Problem to solve:
Find and copy each line of the records where the string "Version" shows up.

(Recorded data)

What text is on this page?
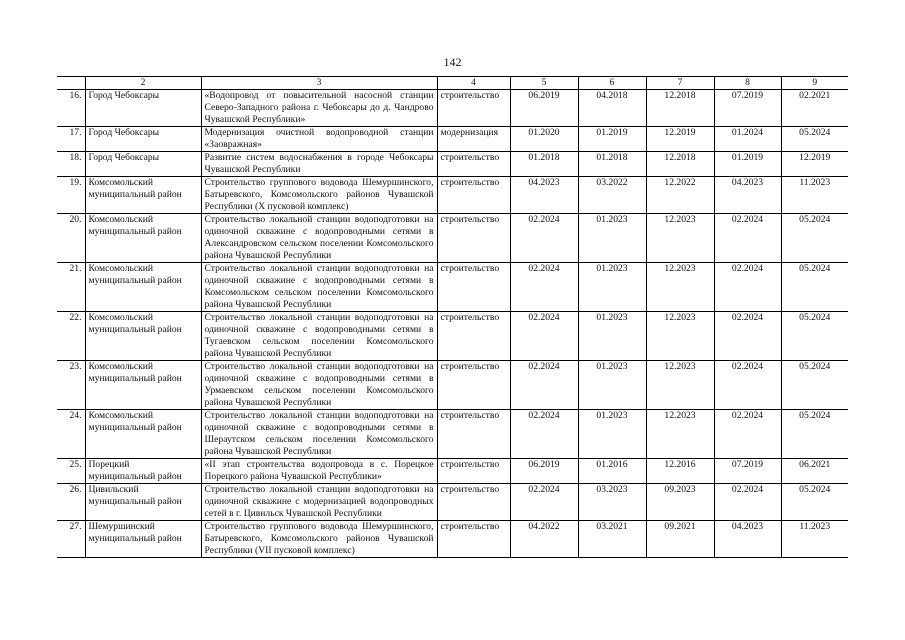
142
	2	3	4	5	6	7	8	9
16.	Город Чебоксары	«Водопровод от повысительной насосной станции Северо-Западного района г. Чебоксары до д. Чандрово Чувашской Республики»	строительство	06.2019	04.2018	12.2018	07.2019	02.2021
17.	Город Чебоксары	Модернизация очистной водопроводной станции «Заовражная»	модернизация	01.2020	01.2019	12.2019	01.2024	05.2024
18.	Город Чебоксары	Развитие систем водоснабжения в городе Чебоксары Чувашской Республики	строительство	01.2018	01.2018	12.2018	01.2019	12.2019
19.	Комсомольский муниципальный район	Строительство группового водовода Шемуршинского, Батыревского, Комсомольского районов Чувашской Республики (X пусковой комплекс)	строительство	04.2023	03.2022	12.2022	04.2023	11.2023
20.	Комсомольский муниципальный район	Строительство локальной станции водоподготовки на одиночной скважине с водопроводными сетями в Александровском сельском поселении Комсомольского района Чувашской Республики	строительство	02.2024	01.2023	12.2023	02.2024	05.2024
21.	Комсомольский муниципальный район	Строительство локальной станции водоподготовки на одиночной скважине с водопроводными сетями в Комсомольском сельском поселении Комсомольского района Чувашской Республики	строительство	02.2024	01.2023	12.2023	02.2024	05.2024
22.	Комсомольский муниципальный район	Строительство локальной станции водоподготовки на одиночной скважине с водопроводными сетями в Тугаевском сельском поселении Комсомольского района Чувашской Республики	строительство	02.2024	01.2023	12.2023	02.2024	05.2024
23.	Комсомольский муниципальный район	Строительство локальной станции водоподготовки на одиночной скважине с водопроводными сетями в Урмаевском сельском поселении Комсомольского района Чувашской Республики	строительство	02.2024	01.2023	12.2023	02.2024	05.2024
24.	Комсомольский муниципальный район	Строительство локальной станции водоподготовки на одиночной скважине с водопроводными сетями в Шераутском сельском поселении Комсомольского района Чувашской Республики	строительство	02.2024	01.2023	12.2023	02.2024	05.2024
25.	Порецкий муниципальный район	«II этап строительства водопровода в с. Порецкое Порецкого района Чувашской Республики»	строительство	06.2019	01.2016	12.2016	07.2019	06.2021
26.	Цивильский муниципальный район	Строительство локальной станции водоподготовки на одиночной скважине с модернизацией водопроводных сетей в г. Цивильск Чувашской Республики	строительство	02.2024	03.2023	09.2023	02.2024	05.2024
27.	Шемуршинский муниципальный район	Строительство группового водовода Шемуршинского, Батыревского, Комсомольского районов Чувашской Республики (VII пусковой комплекс)	строительство	04.2022	03.2021	09.2021	04.2023	11.2023
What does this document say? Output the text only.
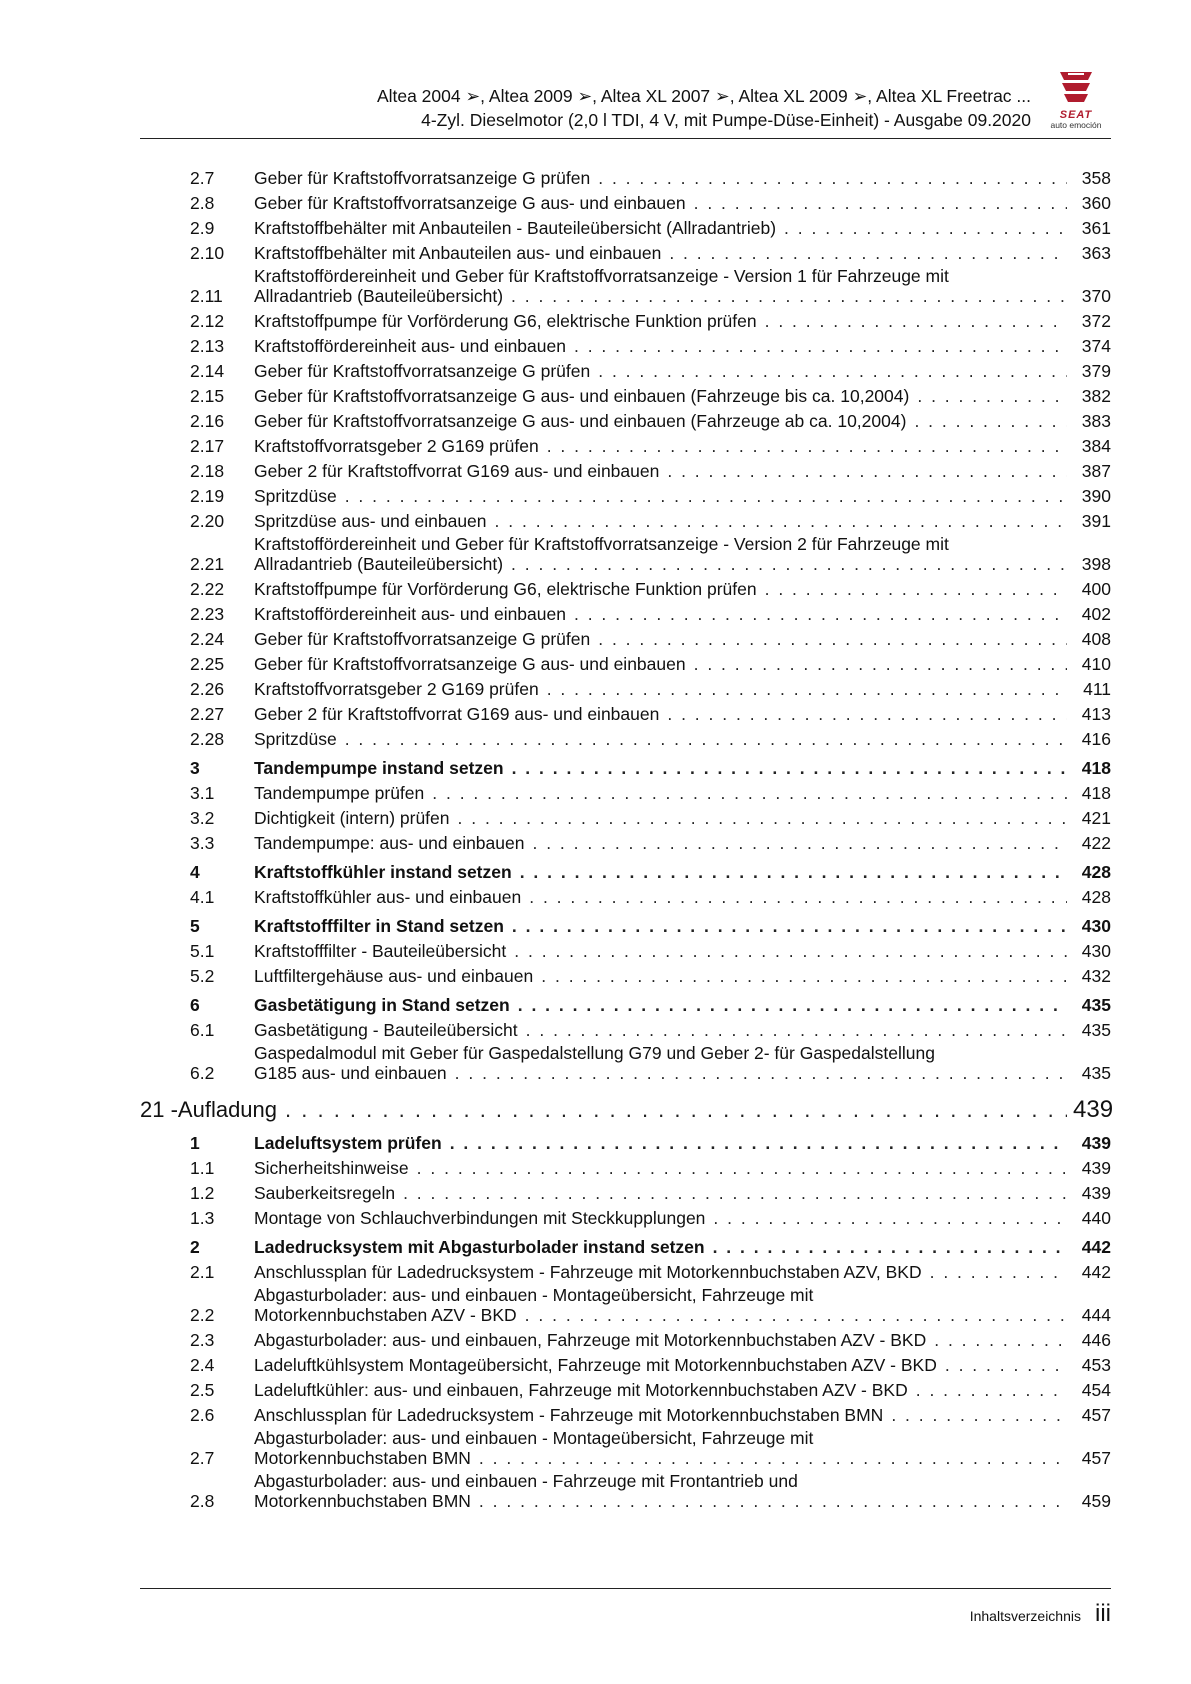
Altea 2004 ➢, Altea 2009 ➢, Altea XL 2007 ➢, Altea XL 2009 ➢, Altea XL Freetrac ...
4-Zyl. Dieselmotor (2,0 l TDI, 4 V, mit Pumpe-Düse-Einheit) - Ausgabe 09.2020	SEAT
auto emoción
2.7	Geber für Kraftstoffvorratsanzeige G prüfen . . .	358
2.8	Geber für Kraftstoffvorratsanzeige G aus- und einbauen . . .	360
2.9	Kraftstoffbehälter mit Anbauteilen - Bauteileübersicht (Allradantrieb) . . .	361
2.10	Kraftstoffbehälter mit Anbauteilen aus- und einbauen . . .	363
2.11
Kraftstoffördereinheit und Geber für Kraftstoffvorratsanzeige - Version 1 für Fahrzeuge mit
Allradantrieb (Bauteileübersicht) . . .	370
2.12	Kraftstoffpumpe für Vorförderung G6, elektrische Funktion prüfen . . .	372
2.13	Kraftstoffördereinheit aus- und einbauen . . .	374
2.14	Geber für Kraftstoffvorratsanzeige G prüfen . . .	379
2.15	Geber für Kraftstoffvorratsanzeige G aus- und einbauen (Fahrzeuge bis ca. 10,2004) . . .	382
2.16	Geber für Kraftstoffvorratsanzeige G aus- und einbauen (Fahrzeuge ab ca. 10,2004) . . .	383
2.17	Kraftstoffvorratsgeber 2 G169 prüfen . . .	384
2.18	Geber 2 für Kraftstoffvorrat G169 aus- und einbauen . . .	387
2.19	Spritzdüse . . .	390
2.20	Spritzdüse aus- und einbauen . . .	391
2.21
Kraftstoffördereinheit und Geber für Kraftstoffvorratsanzeige - Version 2 für Fahrzeuge mit
Allradantrieb (Bauteileübersicht) . . .	398
2.22	Kraftstoffpumpe für Vorförderung G6, elektrische Funktion prüfen . . .	400
2.23	Kraftstoffördereinheit aus- und einbauen . . .	402
2.24	Geber für Kraftstoffvorratsanzeige G prüfen . . .	408
2.25	Geber für Kraftstoffvorratsanzeige G aus- und einbauen . . .	410
2.26	Kraftstoffvorratsgeber 2 G169 prüfen . . .	411
2.27	Geber 2 für Kraftstoffvorrat G169 aus- und einbauen . . .	413
2.28	Spritzdüse . . .	416
3	Tandempumpe instand setzen . . .	418
3.1	Tandempumpe prüfen . . .	418
3.2	Dichtigkeit (intern) prüfen . . .	421
3.3	Tandempumpe: aus- und einbauen . . .	422
4	Kraftstoffkühler instand setzen . . .	428
4.1	Kraftstoffkühler aus- und einbauen . . .	428
5	Kraftstofffilter in Stand setzen . . .	430
5.1	Kraftstofffilter - Bauteileübersicht . . .	430
5.2	Luftfiltergehäuse aus- und einbauen . . .	432
6	Gasbetätigung in Stand setzen . . .	435
6.1	Gasbetätigung - Bauteileübersicht . . .	435
6.2
Gaspedalmodul mit Geber für Gaspedalstellung G79 und Geber 2- für Gaspedalstellung
G185 aus- und einbauen . . .	435
21 - Aufladung . . .	439
1	Ladeluftsystem prüfen . . .	439
1.1	Sicherheitshinweise . . .	439
1.2	Sauberkeitsregeln . . .	439
1.3	Montage von Schlauchverbindungen mit Steckkupplungen . . .	440
2	Ladedrucksystem mit Abgasturbolader instand setzen . . .	442
2.1	Anschlussplan für Ladedrucksystem - Fahrzeuge mit Motorkennbuchstaben AZV, BKD . . .	442
2.2
Abgasturbolader: aus- und einbauen - Montageübersicht, Fahrzeuge mit
Motorkennbuchstaben AZV - BKD . . .	444
2.3	Abgasturbolader: aus- und einbauen, Fahrzeuge mit Motorkennbuchstaben AZV - BKD . . .	446
2.4	Ladeluftkühlsystem Montageübersicht, Fahrzeuge mit Motorkennbuchstaben AZV - BKD . . .	453
2.5	Ladeluftkühler: aus- und einbauen, Fahrzeuge mit Motorkennbuchstaben AZV - BKD . . .	454
2.6	Anschlussplan für Ladedrucksystem - Fahrzeuge mit Motorkennbuchstaben BMN . . .	457
2.7
Abgasturbolader: aus- und einbauen - Montageübersicht, Fahrzeuge mit
Motorkennbuchstaben BMN . . .	457
2.8
Abgasturbolader: aus- und einbauen - Fahrzeuge mit Frontantrieb und
Motorkennbuchstaben BMN . . .	459
Inhaltsverzeichnis iii
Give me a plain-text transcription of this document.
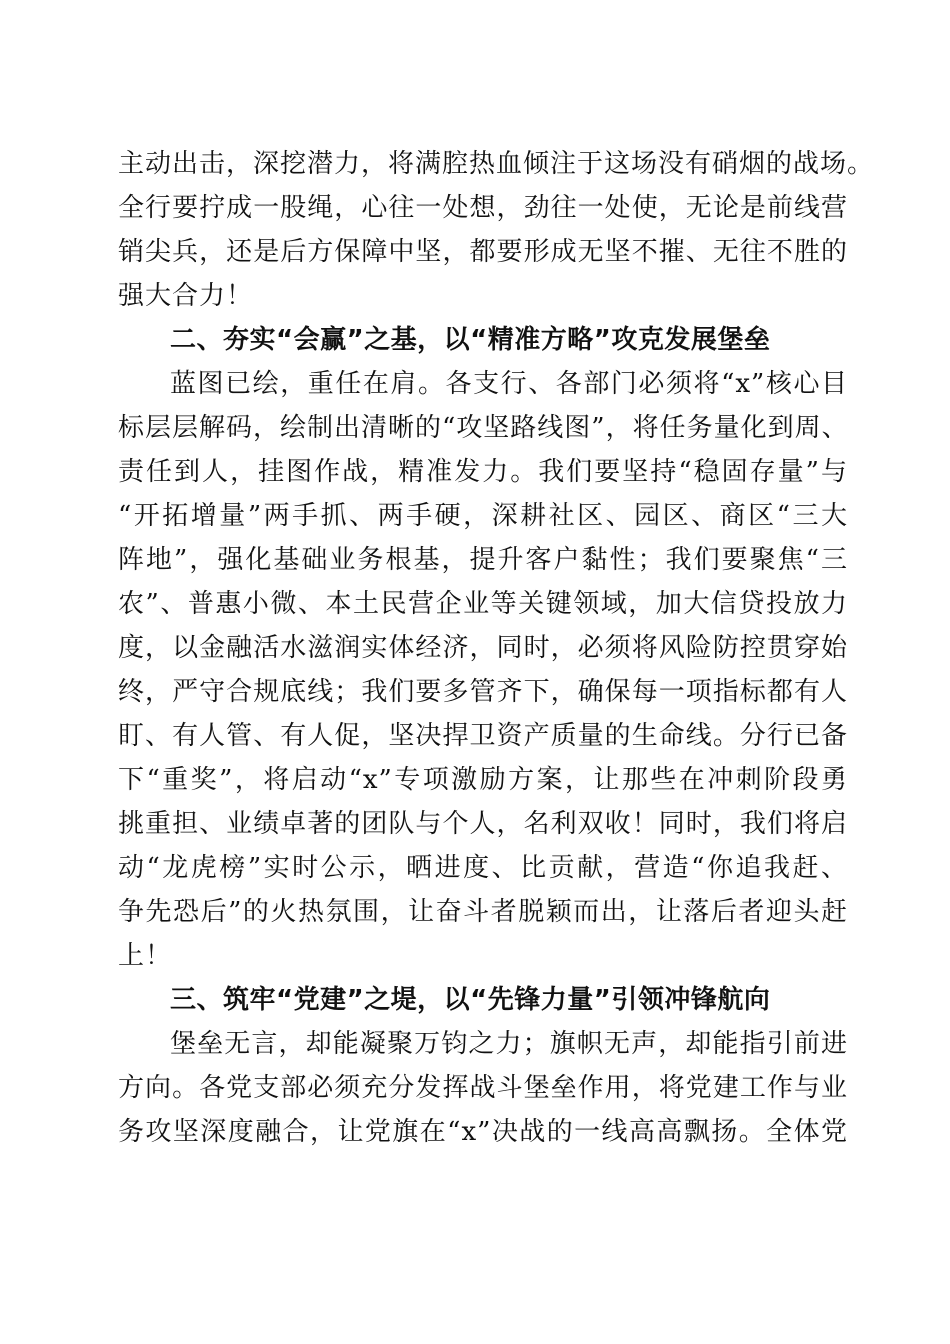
主动出击，深挖潜力，将满腔热血倾注于这场没有硝烟的战场。
全行要拧成一股绳，心往一处想，劲往一处使，无论是前线营
销尖兵，还是后方保障中坚，都要形成无坚不摧、无往不胜的
强大合力！
二、夯实“会赢”之基，以“精准方略”攻克发展堡垒
蓝图已绘，重任在肩。各支行、各部门必须将“x”核心目
标层层解码，绘制出清晰的“攻坚路线图”，将任务量化到周、
责任到人，挂图作战，精准发力。我们要坚持“稳固存量”与
“开拓增量”两手抓、两手硬，深耕社区、园区、商区“三大
阵地”，强化基础业务根基，提升客户黏性；我们要聚焦“三
农”、普惠小微、本土民营企业等关键领域，加大信贷投放力
度，以金融活水滋润实体经济，同时，必须将风险防控贯穿始
终，严守合规底线；我们要多管齐下，确保每一项指标都有人
盯、有人管、有人促，坚决捍卫资产质量的生命线。分行已备
下“重奖”，将启动“x”专项激励方案，让那些在冲刺阶段勇
挑重担、业绩卓著的团队与个人，名利双收！同时，我们将启
动“龙虎榜”实时公示，晒进度、比贡献，营造“你追我赶、
争先恐后”的火热氛围，让奋斗者脱颖而出，让落后者迎头赶
上！
三、筑牢“党建”之堤，以“先锋力量”引领冲锋航向
堡垒无言，却能凝聚万钧之力；旗帜无声，却能指引前进
方向。各党支部必须充分发挥战斗堡垒作用，将党建工作与业
务攻坚深度融合，让党旗在“x”决战的一线高高飘扬。全体党
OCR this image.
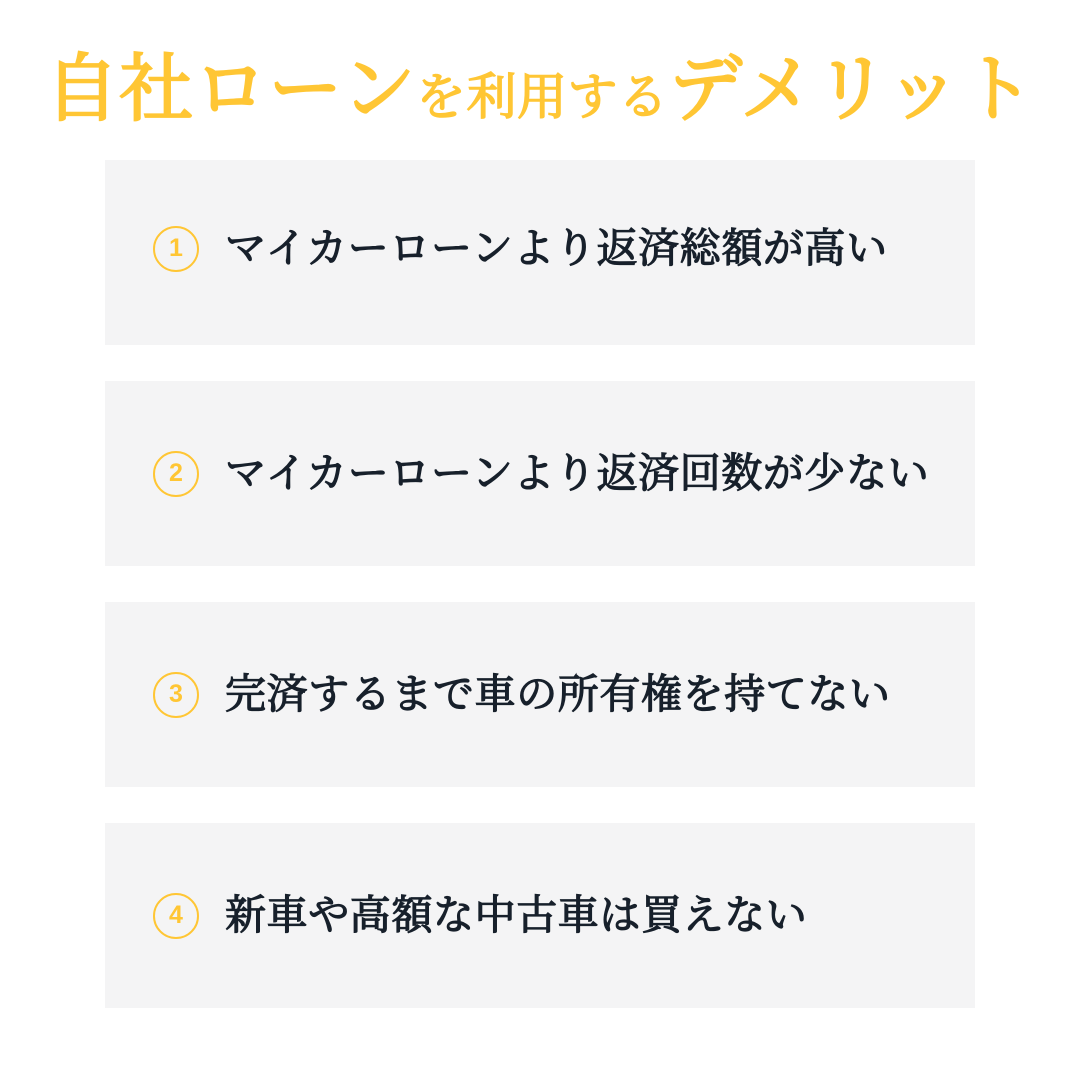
自社ローンを利用するデメリット
1	マイカーローンより返済総額が高い
2	マイカーローンより返済回数が少ない
3	完済するまで車の所有権を持てない
4	新車や高額な中古車は買えない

Response for this exercise:
Kraftstoffördereinheit und Geber für Kraftstoffvorratsanzeige - Version 1 für Fahrzeuge mit
Kraftstoffördereinheit und Geber für Kraftstoffvorratsanzeige - Version 2 für Fahrzeuge mit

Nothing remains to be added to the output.